Return all of the data exactly, with nothing left out but the pictures.

::: Extracted material

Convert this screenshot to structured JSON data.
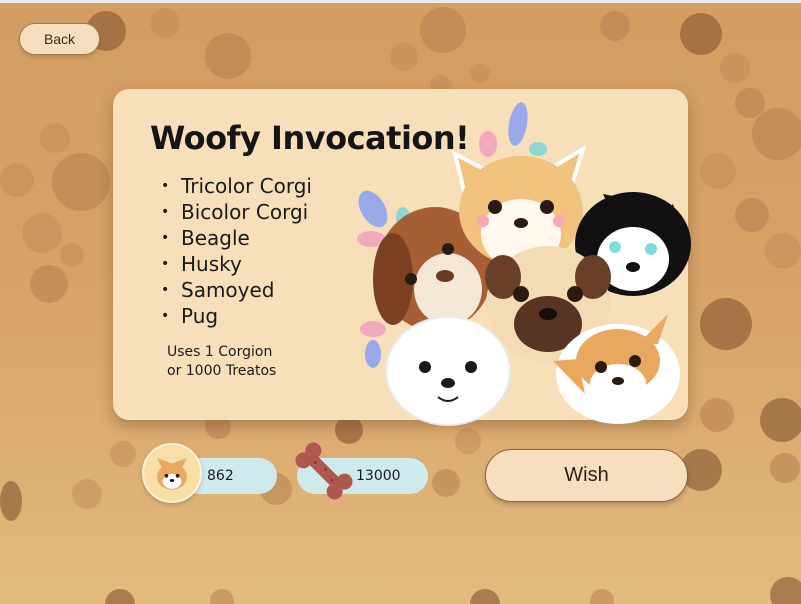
{
  "header": {
    "back_label": "Back"
  },
  "banner": {
    "title": "Woofy Invocation!",
    "breeds": [
      "Tricolor Corgi",
      "Bicolor Corgi",
      "Beagle",
      "Husky",
      "Samoyed",
      "Pug"
    ],
    "bullet": "•",
    "cost_line1": "Uses 1 Corgion",
    "cost_line2": "or 1000 Treatos"
  },
  "currency": {
    "corgion_count": "862",
    "treato_count": "13000"
  },
  "actions": {
    "wish_label": "Wish"
  },
  "colors": {
    "background": "#d6a267",
    "card": "#f6dfb9",
    "pill": "#cfeaec",
    "button": "#f6dfbf",
    "bone": "#b0574f"
  }
}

::::::

Reply:
Convert this screenshot to structured JSON data.
{
  "header": {
    "back_label": "Back"
  },
  "banner": {
    "title": "Woofy Invocation!",
    "breeds": [
      "Tricolor Corgi",
      "Bicolor Corgi",
      "Beagle",
      "Husky",
      "Samoyed",
      "Pug"
    ],
    "bullet": "•",
    "cost_line1": "Uses 1 Corgion",
    "cost_line2": "or 1000 Treatos"
  },
  "currency": {
    "corgion_count": "862",
    "treato_count": "13000"
  },
  "actions": {
    "wish_label": "Wish"
  },
  "colors": {
    "background": "#d6a267",
    "card": "#f6dfb9",
    "pill": "#cfeaec",
    "button": "#f6dfbf",
    "bone": "#b0574f"
  }
}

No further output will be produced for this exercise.